Records about charts and figures:

++++++++++++++++++++

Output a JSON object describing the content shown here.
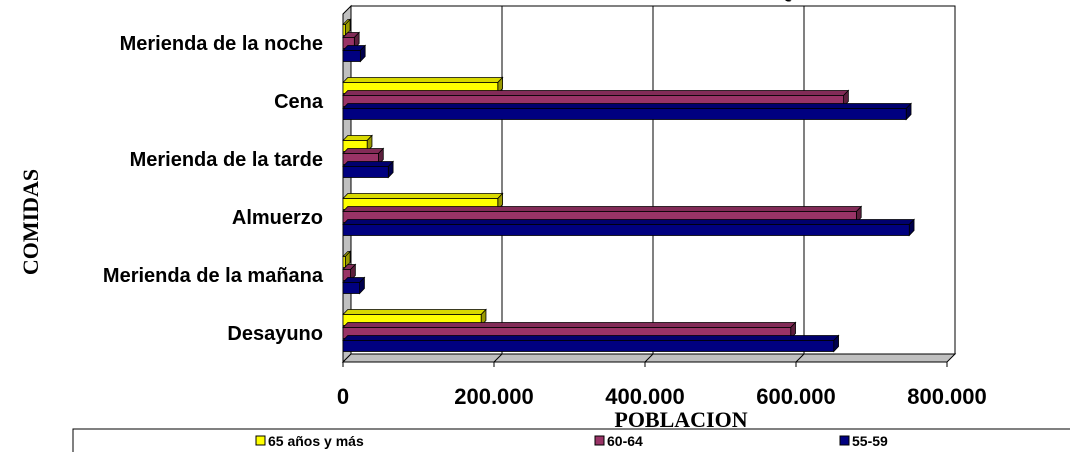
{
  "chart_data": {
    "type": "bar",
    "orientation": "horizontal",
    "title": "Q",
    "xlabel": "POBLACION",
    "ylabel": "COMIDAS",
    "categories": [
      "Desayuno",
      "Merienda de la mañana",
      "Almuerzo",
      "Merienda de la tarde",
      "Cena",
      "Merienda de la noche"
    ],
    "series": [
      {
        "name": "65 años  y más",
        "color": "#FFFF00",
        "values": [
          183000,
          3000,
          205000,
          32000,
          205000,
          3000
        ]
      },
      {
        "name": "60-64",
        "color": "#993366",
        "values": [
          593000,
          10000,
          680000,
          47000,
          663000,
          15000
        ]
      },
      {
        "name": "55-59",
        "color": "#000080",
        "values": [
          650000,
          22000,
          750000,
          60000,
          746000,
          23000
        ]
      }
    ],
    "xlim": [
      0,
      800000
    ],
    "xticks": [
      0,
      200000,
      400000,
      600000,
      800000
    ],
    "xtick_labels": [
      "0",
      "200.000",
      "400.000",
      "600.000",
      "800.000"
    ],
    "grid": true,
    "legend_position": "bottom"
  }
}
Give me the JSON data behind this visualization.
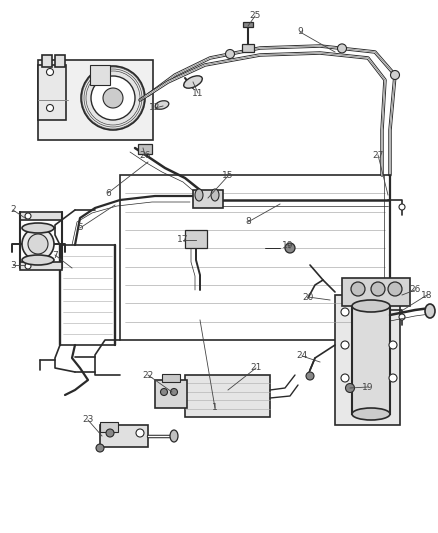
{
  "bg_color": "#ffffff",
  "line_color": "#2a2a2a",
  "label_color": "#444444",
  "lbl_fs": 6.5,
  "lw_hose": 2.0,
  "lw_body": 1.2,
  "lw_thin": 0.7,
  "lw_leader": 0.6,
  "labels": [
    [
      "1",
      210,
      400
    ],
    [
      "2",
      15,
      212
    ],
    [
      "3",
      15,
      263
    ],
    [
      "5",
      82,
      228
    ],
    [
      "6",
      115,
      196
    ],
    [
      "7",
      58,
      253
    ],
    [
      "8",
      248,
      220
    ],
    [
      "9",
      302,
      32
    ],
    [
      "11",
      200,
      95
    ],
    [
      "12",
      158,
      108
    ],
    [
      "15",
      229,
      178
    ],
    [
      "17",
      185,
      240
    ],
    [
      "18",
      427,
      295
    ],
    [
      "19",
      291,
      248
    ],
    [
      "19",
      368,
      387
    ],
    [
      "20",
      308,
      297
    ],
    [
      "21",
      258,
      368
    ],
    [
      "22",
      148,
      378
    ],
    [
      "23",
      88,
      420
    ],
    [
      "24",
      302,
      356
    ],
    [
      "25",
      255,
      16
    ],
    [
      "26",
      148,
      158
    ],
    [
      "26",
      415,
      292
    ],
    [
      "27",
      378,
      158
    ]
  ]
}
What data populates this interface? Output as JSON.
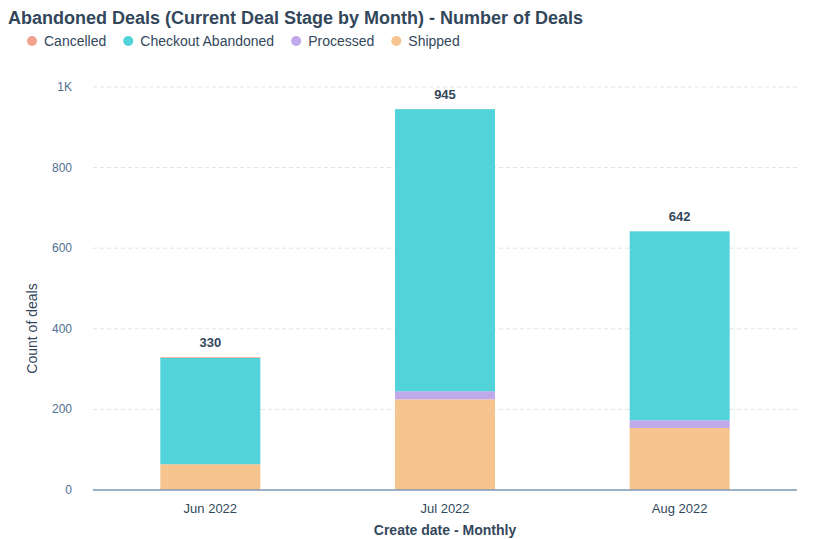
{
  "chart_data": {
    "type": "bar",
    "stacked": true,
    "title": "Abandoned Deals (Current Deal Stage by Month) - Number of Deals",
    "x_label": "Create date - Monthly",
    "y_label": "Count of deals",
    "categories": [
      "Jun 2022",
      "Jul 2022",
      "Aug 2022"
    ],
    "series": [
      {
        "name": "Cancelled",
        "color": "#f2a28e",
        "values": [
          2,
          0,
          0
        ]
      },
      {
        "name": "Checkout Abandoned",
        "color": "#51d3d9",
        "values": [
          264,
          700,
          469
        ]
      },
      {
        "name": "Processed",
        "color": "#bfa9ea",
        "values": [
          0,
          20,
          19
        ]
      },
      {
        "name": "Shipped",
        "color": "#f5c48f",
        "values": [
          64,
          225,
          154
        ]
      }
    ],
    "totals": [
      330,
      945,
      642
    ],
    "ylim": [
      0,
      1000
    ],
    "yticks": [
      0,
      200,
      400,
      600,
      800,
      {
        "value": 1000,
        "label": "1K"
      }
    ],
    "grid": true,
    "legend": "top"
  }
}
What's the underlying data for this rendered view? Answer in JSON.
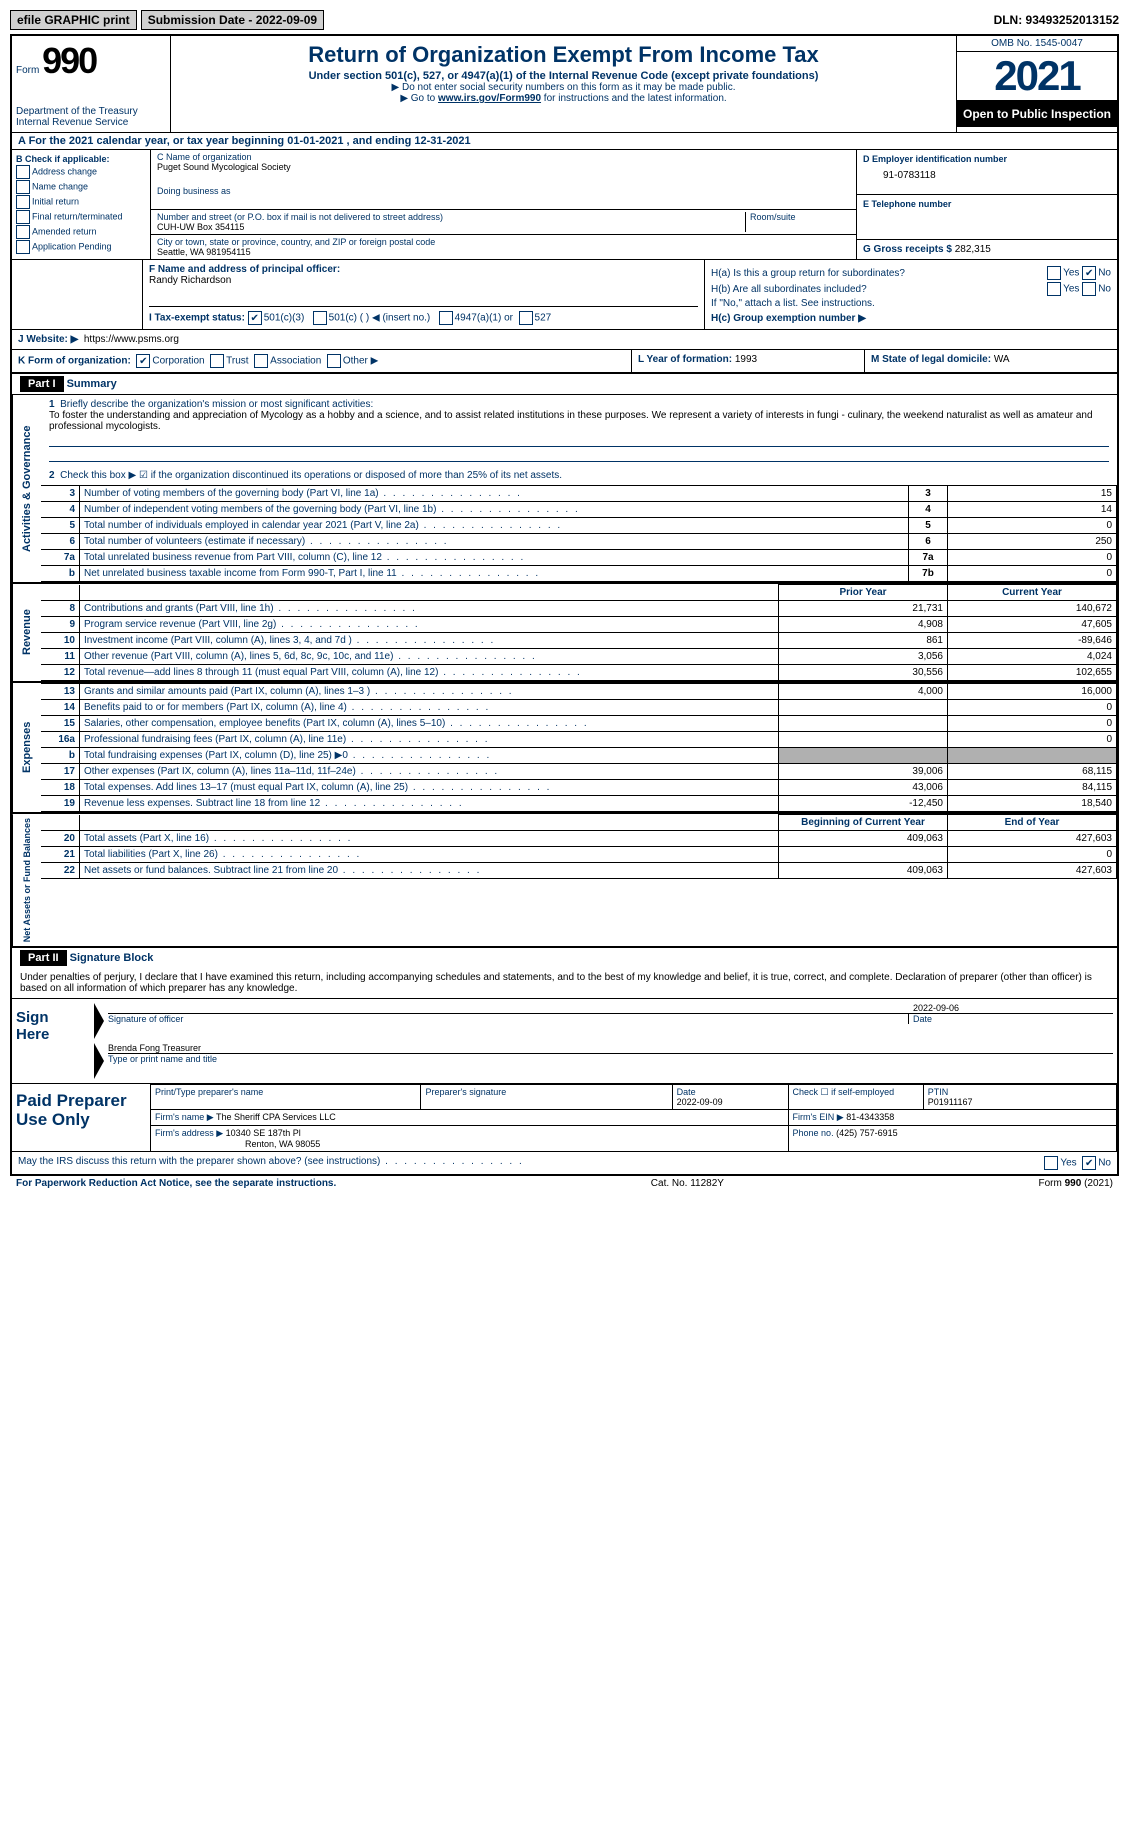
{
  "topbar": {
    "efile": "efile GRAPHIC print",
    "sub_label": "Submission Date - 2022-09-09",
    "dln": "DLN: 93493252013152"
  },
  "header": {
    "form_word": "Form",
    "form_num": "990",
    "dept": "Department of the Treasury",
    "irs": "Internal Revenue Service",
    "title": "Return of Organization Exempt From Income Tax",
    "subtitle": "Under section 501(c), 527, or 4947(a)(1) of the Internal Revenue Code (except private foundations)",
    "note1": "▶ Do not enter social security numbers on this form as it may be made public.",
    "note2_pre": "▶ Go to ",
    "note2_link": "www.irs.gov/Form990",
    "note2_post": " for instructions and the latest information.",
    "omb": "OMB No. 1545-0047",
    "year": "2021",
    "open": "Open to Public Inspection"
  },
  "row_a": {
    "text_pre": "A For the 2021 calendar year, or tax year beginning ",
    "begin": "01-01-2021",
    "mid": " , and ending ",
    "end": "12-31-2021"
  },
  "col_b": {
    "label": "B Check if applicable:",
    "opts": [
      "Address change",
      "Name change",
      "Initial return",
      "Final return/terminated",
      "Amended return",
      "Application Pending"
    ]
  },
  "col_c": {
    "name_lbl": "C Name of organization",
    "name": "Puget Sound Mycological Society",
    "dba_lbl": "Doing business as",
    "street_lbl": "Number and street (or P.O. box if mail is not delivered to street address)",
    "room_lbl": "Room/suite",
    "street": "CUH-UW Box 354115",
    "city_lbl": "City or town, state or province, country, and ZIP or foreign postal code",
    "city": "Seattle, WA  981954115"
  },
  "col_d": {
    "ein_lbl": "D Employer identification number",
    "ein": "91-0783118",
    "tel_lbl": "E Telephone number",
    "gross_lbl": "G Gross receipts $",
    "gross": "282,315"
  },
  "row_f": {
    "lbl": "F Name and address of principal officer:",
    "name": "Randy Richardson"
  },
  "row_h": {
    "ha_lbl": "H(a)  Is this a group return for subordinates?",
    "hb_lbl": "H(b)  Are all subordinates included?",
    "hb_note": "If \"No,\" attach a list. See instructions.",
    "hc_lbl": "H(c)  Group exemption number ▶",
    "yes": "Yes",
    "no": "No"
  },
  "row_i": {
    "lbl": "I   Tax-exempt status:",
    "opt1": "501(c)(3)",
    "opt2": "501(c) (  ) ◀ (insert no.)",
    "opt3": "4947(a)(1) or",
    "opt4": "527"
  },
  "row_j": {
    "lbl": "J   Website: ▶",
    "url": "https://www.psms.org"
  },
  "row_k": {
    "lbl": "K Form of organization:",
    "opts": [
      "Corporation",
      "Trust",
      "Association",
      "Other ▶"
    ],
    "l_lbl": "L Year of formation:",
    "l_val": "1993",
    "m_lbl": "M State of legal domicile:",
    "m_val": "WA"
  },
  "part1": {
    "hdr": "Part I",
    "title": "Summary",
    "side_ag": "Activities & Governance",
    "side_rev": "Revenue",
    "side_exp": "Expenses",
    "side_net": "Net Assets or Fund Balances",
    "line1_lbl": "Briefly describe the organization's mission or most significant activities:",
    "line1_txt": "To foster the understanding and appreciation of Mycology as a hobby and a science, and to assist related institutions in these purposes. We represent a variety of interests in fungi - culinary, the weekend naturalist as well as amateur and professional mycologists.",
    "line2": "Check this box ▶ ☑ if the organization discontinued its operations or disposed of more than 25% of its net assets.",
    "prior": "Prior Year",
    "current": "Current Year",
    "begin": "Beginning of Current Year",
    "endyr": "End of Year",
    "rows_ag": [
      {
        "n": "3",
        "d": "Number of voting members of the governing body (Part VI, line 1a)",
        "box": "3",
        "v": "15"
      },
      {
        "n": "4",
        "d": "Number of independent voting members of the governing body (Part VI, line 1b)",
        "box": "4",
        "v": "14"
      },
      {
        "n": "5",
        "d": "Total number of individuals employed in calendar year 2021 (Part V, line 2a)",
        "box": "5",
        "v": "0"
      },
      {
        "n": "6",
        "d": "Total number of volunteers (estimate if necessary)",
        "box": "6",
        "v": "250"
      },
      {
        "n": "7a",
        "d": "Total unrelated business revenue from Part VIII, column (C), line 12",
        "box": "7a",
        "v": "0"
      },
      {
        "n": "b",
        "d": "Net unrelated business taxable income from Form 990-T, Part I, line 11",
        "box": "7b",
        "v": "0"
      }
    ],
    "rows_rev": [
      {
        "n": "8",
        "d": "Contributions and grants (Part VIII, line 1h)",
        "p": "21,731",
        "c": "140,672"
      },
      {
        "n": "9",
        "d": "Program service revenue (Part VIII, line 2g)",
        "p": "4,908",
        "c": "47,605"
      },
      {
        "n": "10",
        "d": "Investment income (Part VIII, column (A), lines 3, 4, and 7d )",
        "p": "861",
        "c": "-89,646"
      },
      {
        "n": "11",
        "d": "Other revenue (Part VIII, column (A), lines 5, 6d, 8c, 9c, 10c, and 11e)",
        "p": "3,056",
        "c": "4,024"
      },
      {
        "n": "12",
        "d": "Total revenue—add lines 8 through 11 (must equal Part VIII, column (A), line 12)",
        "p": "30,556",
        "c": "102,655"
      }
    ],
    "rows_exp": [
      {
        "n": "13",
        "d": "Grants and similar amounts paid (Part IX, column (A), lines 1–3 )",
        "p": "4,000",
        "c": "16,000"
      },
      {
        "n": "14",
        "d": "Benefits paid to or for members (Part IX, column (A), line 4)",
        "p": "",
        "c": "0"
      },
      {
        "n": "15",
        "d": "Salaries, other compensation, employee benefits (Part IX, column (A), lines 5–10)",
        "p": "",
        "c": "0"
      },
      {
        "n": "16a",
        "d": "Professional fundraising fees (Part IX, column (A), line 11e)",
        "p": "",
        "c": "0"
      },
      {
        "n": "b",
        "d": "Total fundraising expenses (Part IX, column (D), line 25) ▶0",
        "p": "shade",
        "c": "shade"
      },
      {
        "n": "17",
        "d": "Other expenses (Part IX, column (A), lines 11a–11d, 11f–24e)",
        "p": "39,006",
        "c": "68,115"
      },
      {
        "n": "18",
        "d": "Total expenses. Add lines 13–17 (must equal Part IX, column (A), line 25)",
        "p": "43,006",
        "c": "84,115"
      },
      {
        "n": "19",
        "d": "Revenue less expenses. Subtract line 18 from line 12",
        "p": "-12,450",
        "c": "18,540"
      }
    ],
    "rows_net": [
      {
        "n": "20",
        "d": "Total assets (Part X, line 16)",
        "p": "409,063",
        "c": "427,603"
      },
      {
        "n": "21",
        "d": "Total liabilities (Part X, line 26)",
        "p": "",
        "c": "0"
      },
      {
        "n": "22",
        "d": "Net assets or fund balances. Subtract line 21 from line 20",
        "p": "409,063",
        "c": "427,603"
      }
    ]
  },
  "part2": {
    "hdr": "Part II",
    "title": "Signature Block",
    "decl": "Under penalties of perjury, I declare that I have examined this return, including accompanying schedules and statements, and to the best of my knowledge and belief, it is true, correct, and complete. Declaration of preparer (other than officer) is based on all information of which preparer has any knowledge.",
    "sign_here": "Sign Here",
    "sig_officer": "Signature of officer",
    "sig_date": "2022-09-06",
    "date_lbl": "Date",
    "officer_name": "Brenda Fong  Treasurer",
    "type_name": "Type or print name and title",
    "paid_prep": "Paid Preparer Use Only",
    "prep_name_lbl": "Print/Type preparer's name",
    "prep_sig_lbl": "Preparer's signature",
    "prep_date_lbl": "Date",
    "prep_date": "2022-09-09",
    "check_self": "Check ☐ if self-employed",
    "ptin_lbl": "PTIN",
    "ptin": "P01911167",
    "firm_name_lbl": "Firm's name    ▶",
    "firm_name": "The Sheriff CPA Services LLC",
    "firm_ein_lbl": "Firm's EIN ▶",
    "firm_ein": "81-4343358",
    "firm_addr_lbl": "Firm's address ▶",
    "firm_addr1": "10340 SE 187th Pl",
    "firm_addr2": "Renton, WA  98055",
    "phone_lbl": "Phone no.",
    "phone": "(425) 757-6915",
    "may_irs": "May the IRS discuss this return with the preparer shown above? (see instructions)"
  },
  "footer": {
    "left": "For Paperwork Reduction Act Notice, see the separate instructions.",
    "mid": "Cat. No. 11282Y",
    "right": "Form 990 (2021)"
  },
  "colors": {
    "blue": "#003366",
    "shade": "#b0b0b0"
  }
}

++++++++++++++++++++

INSTRUCTIONS TO FOLLOW: From the data above, pick out each line containing "Subtract" and copy it.

RESPONSE TO THIS TASK:
        "d": "Revenue less expenses. Subtract line 18 from line 12",
        "d": "Net assets or fund balances. Subtract line 21 from line 20",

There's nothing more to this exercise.